## Problem requirements
Find each line with "name" and copy it.

Figure dataset records
+===+
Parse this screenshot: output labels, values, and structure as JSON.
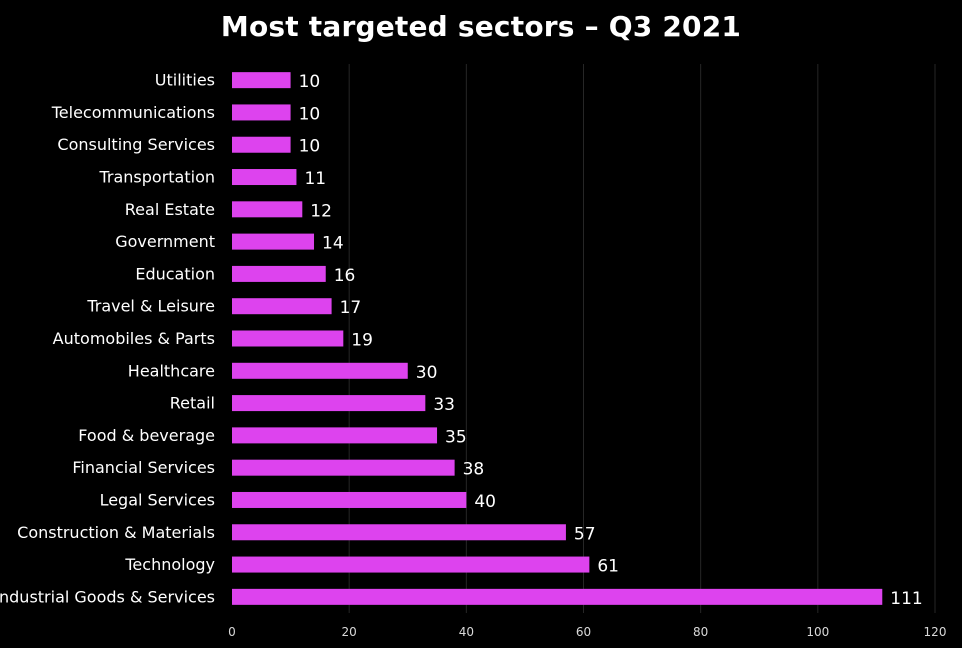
{
  "chart_data": {
    "type": "bar",
    "orientation": "horizontal",
    "title": "Most targeted sectors – Q3 2021",
    "categories": [
      "Utilities",
      "Telecommunications",
      "Consulting Services",
      "Transportation",
      "Real Estate",
      "Government",
      "Education",
      "Travel & Leisure",
      "Automobiles & Parts",
      "Healthcare",
      "Retail",
      "Food & beverage",
      "Financial Services",
      "Legal Services",
      "Construction & Materials",
      "Technology",
      "Industrial Goods & Services"
    ],
    "values": [
      10,
      10,
      10,
      11,
      12,
      14,
      16,
      17,
      19,
      30,
      33,
      35,
      38,
      40,
      57,
      61,
      111
    ],
    "xlim": [
      0,
      120
    ],
    "xticks": [
      0,
      20,
      40,
      60,
      80,
      100,
      120
    ],
    "grid": true,
    "data_labels": true,
    "colors": {
      "bar": "#dd43ee",
      "background": "#000000",
      "grid": "#262626",
      "text": "#ffffff"
    }
  }
}
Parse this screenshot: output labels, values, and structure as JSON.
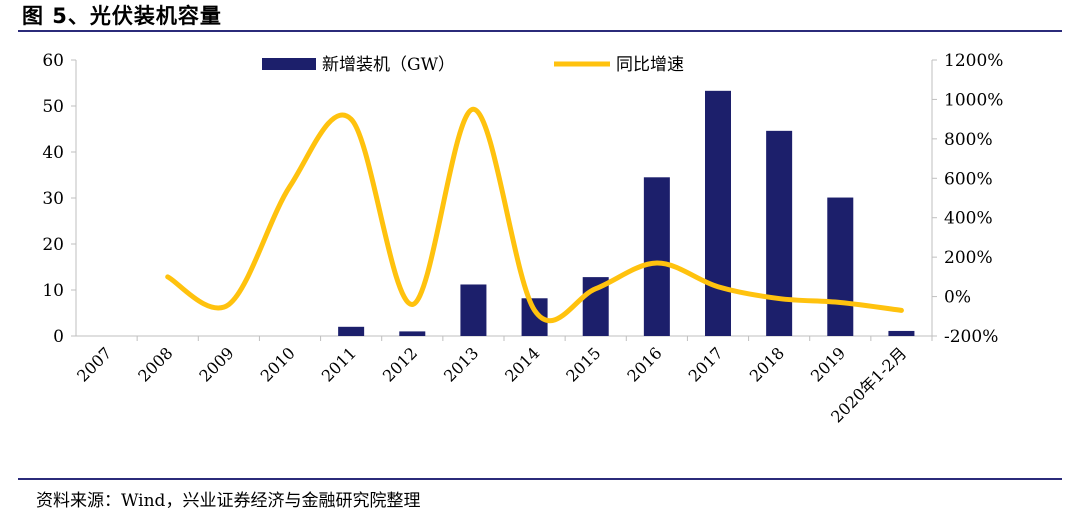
{
  "figure": {
    "title": "图 5、光伏装机容量",
    "source": "资料来源：Wind，兴业证券经济与金融研究院整理"
  },
  "colors": {
    "bar": "#1c1f6b",
    "line": "#ffc20e",
    "rule": "#2b2b7a",
    "axis": "#bfbfbf"
  },
  "chart_data": {
    "type": "bar",
    "categories": [
      "2007",
      "2008",
      "2009",
      "2010",
      "2011",
      "2012",
      "2013",
      "2014",
      "2015",
      "2016",
      "2017",
      "2018",
      "2019",
      "2020年1-2月"
    ],
    "series": [
      {
        "name": "新增装机（GW）",
        "type": "bar",
        "axis": "left",
        "values": [
          0,
          0,
          0,
          0,
          2,
          1,
          11.2,
          8.2,
          12.8,
          34.5,
          53.3,
          44.6,
          30.1,
          1.1
        ]
      },
      {
        "name": "同比增速",
        "type": "line",
        "axis": "right",
        "values": [
          null,
          100,
          -40,
          560,
          900,
          -40,
          950,
          -70,
          40,
          170,
          50,
          -10,
          -30,
          -70
        ]
      }
    ],
    "y_left": {
      "min": 0,
      "max": 60,
      "ticks": [
        "0",
        "10",
        "20",
        "30",
        "40",
        "50",
        "60"
      ]
    },
    "y_right": {
      "min": -200,
      "max": 1200,
      "ticks": [
        "-200%",
        "0%",
        "200%",
        "400%",
        "600%",
        "800%",
        "1000%",
        "1200%"
      ]
    },
    "legend_position": "top-center",
    "grid": false
  }
}
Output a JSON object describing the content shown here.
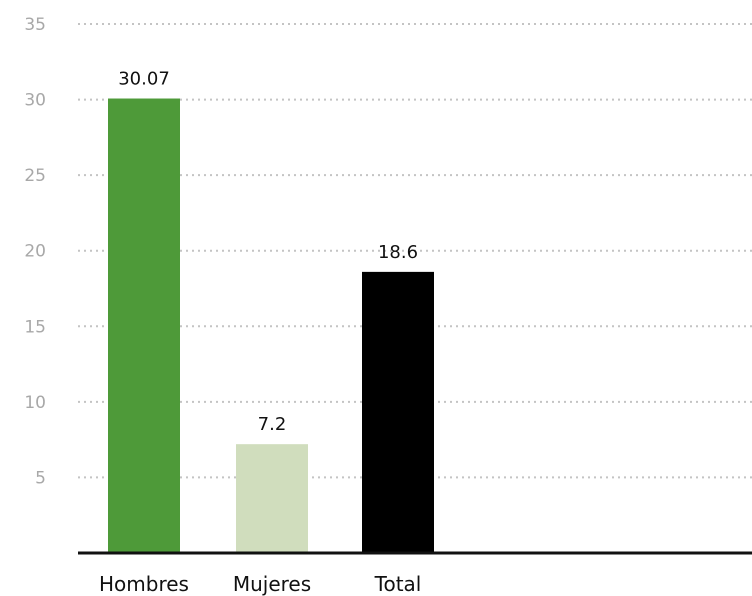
{
  "chart_data": {
    "type": "bar",
    "categories": [
      "Hombres",
      "Mujeres",
      "Total"
    ],
    "values": [
      30.07,
      7.2,
      18.6
    ],
    "value_labels": [
      "30.07",
      "7.2",
      "18.6"
    ],
    "colors": [
      "#4e9a39",
      "#d0ddbd",
      "#000000"
    ],
    "ylim": [
      0,
      35
    ],
    "yticks": [
      5,
      10,
      15,
      20,
      25,
      30,
      35
    ],
    "grid": true,
    "title": "",
    "xlabel": "",
    "ylabel": ""
  }
}
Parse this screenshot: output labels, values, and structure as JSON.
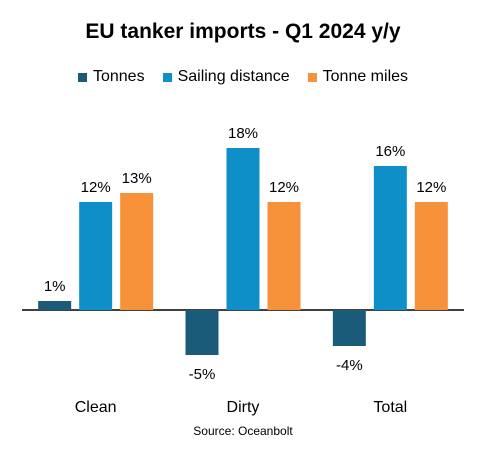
{
  "chart_data": {
    "type": "bar",
    "title": "EU tanker imports - Q1 2024 y/y",
    "categories": [
      "Clean",
      "Dirty",
      "Total"
    ],
    "series": [
      {
        "name": "Tonnes",
        "values": [
          1,
          -5,
          -4
        ],
        "color": "#1b5b7a"
      },
      {
        "name": "Sailing distance",
        "values": [
          12,
          18,
          16
        ],
        "color": "#0f8fc7"
      },
      {
        "name": "Tonne miles",
        "values": [
          13,
          12,
          12
        ],
        "color": "#f7923a"
      }
    ],
    "value_suffix": "%",
    "ylim": [
      -5,
      18
    ],
    "legend_position": "top",
    "grid": false,
    "source": "Source: Oceanbolt"
  }
}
+===+
## Final result
        "name": "新增装机（GW）",
        "name": "同比增速",
        "name": "Tonnes",
        "name": "Sailing distance",
        "name": "Tonne miles",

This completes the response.